** INPUT FOR THIS TASK **

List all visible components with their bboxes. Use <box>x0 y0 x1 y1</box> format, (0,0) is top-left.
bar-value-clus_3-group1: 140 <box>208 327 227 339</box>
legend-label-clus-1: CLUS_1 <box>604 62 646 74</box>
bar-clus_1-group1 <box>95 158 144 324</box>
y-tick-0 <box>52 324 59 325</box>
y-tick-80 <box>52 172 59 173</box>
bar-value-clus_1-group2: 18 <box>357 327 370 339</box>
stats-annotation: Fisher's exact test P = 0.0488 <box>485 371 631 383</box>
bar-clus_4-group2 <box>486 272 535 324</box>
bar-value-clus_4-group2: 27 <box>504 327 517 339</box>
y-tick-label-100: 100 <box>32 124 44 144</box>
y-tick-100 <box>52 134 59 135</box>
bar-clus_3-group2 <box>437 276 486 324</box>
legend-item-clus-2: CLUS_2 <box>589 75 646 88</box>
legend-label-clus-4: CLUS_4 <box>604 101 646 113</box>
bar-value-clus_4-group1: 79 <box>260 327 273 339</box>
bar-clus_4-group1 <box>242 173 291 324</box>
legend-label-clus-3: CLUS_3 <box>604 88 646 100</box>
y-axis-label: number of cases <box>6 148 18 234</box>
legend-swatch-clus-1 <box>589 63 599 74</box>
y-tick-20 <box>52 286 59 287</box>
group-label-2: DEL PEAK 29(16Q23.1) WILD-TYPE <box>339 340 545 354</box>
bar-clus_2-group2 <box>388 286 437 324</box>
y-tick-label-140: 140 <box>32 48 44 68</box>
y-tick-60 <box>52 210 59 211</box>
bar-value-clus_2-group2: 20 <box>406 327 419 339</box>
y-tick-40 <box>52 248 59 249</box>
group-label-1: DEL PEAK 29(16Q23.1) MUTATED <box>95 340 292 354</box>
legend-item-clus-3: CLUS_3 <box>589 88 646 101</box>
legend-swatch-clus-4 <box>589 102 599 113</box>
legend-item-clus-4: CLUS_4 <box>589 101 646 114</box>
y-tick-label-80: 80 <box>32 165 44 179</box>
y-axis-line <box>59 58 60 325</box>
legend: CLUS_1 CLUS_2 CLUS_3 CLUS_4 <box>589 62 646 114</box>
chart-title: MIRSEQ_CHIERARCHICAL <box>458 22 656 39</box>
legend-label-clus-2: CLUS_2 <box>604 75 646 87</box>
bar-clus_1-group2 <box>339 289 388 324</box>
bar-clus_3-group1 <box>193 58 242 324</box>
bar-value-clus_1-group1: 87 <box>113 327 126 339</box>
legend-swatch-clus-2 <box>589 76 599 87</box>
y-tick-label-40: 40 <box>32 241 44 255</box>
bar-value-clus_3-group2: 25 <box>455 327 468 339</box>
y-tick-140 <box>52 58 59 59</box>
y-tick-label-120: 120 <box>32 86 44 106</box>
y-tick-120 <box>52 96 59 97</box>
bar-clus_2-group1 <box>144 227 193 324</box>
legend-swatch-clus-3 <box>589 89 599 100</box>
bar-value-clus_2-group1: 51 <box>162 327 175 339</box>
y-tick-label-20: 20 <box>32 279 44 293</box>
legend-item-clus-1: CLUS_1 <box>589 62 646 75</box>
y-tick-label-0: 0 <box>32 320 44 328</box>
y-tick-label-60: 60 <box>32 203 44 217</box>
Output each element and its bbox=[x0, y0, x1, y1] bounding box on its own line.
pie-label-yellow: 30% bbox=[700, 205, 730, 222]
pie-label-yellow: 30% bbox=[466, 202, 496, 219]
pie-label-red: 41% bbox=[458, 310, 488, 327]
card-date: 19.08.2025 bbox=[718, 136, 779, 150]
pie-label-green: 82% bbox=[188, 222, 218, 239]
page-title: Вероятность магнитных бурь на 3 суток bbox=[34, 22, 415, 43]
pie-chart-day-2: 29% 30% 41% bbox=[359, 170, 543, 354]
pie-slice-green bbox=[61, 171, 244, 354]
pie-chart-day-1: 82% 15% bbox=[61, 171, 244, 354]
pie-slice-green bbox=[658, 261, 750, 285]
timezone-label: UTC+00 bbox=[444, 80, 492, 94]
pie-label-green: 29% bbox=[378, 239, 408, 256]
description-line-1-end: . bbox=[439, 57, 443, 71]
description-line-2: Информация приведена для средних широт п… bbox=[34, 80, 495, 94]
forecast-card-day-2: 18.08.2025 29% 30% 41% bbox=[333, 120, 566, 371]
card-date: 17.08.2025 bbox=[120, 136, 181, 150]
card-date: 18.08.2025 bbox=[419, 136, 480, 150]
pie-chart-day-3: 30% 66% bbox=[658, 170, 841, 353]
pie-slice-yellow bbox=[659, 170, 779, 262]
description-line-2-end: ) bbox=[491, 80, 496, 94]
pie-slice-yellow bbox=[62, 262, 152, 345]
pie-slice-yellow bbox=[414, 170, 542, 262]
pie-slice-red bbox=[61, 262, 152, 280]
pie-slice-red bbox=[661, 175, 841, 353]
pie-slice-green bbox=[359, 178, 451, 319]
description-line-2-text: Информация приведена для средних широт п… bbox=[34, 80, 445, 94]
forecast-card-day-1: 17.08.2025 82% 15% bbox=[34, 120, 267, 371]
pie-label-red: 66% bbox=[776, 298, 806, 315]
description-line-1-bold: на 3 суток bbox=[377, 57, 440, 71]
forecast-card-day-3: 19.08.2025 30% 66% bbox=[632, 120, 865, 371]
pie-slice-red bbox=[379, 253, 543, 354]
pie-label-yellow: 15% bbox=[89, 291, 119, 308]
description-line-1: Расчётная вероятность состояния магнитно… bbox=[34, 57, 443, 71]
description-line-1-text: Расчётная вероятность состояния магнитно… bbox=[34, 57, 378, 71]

** EXERCISE DESCRIPTION **
Turn the data from the start through the line with "legend-item-clus-3: CLUS_3 <box>589" into a JSON list of strings, one string per line, with blank lines left out.

** SOLVED PROBLEM **
[
  "List all visible components with their bboxes. Use <box>x0 y0 x1 y1</box> format, (0,0) is top-left.",
  "bar-value-clus_3-group1: 140 <box>208 327 227 339</box>",
  "legend-label-clus-1: CLUS_1 <box>604 62 646 74</box>",
  "bar-clus_1-group1 <box>95 158 144 324</box>",
  "y-tick-0 <box>52 324 59 325</box>",
  "y-tick-80 <box>52 172 59 173</box>",
  "bar-value-clus_1-group2: 18 <box>357 327 370 339</box>",
  "stats-annotation: Fisher's exact test P = 0.0488 <box>485 371 631 383</box>",
  "bar-clus_4-group2 <box>486 272 535 324</box>",
  "bar-value-clus_4-group2: 27 <box>504 327 517 339</box>",
  "y-tick-label-100: 100 <box>32 124 44 144</box>",
  "y-tick-100 <box>52 134 59 135</box>",
  "bar-clus_3-group2 <box>437 276 486 324</box>",
  "legend-item-clus-2: CLUS_2 <box>589 75 646 88</box>",
  "legend-label-clus-4: CLUS_4 <box>604 101 646 113</box>",
  "bar-value-clus_4-group1: 79 <box>260 327 273 339</box>",
  "bar-clus_4-group1 <box>242 173 291 324</box>",
  "legend-label-clus-3: CLUS_3 <box>604 88 646 100</box>",
  "y-axis-label: number of cases <box>6 148 18 234</box>",
  "legend-swatch-clus-1 <box>589 63 599 74</box>",
  "y-tick-20 <box>52 286 59 287</box>",
  "group-label-2: DEL PEAK 29(16Q23.1) WILD-TYPE <box>339 340 545 354</box>",
  "bar-clus_2-group2 <box>388 286 437 324</box>",
  "y-tick-label-140: 140 <box>32 48 44 68</box>",
  "y-tick-60 <box>52 210 59 211</box>",
  "bar-value-clus_2-group2: 20 <box>406 327 419 339</box>",
  "y-tick-40 <box>52 248 59 249</box>",
  "group-label-1: DEL PEAK 29(16Q23.1) MUTATED <box>95 340 292 354</box>",
  "legend-item-clus-3: CLUS_3 <box>589 88 646 101</box>"
]